→ **EXERCISE DESCRIPTION**: In the material below, identify each line bearing the word "acceptance". Reproduce those lines.
* BEGIN MATERIAL FOR THIS TASK *
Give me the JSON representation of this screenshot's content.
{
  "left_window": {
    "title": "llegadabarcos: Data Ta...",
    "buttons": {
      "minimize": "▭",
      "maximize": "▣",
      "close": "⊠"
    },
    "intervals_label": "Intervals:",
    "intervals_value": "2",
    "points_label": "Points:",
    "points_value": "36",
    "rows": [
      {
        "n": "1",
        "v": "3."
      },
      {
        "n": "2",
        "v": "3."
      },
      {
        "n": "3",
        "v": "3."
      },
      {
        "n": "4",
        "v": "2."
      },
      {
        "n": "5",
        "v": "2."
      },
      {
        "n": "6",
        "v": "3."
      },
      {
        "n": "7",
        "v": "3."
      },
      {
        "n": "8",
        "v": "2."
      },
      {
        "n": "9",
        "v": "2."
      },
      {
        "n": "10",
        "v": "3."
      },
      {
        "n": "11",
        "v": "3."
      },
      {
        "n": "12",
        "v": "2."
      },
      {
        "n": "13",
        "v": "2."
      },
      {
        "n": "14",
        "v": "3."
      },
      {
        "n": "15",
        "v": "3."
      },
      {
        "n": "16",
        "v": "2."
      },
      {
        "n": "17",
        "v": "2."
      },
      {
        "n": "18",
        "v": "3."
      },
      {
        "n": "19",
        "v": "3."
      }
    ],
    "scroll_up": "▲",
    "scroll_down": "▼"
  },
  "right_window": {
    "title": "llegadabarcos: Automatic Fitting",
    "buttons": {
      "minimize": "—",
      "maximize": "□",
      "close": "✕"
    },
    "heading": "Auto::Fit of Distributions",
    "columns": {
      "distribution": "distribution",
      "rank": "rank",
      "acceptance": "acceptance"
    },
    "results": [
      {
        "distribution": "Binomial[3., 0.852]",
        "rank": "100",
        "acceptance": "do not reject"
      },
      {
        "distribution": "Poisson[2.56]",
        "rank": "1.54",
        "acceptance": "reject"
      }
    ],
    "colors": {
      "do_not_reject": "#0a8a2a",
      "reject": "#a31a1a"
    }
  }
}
* END MATERIAL FOR THIS TASK *
→ **OUTPUT OF THE TASK**:
      "acceptance": "acceptance"
        "acceptance": "do not reject"
        "acceptance": "reject"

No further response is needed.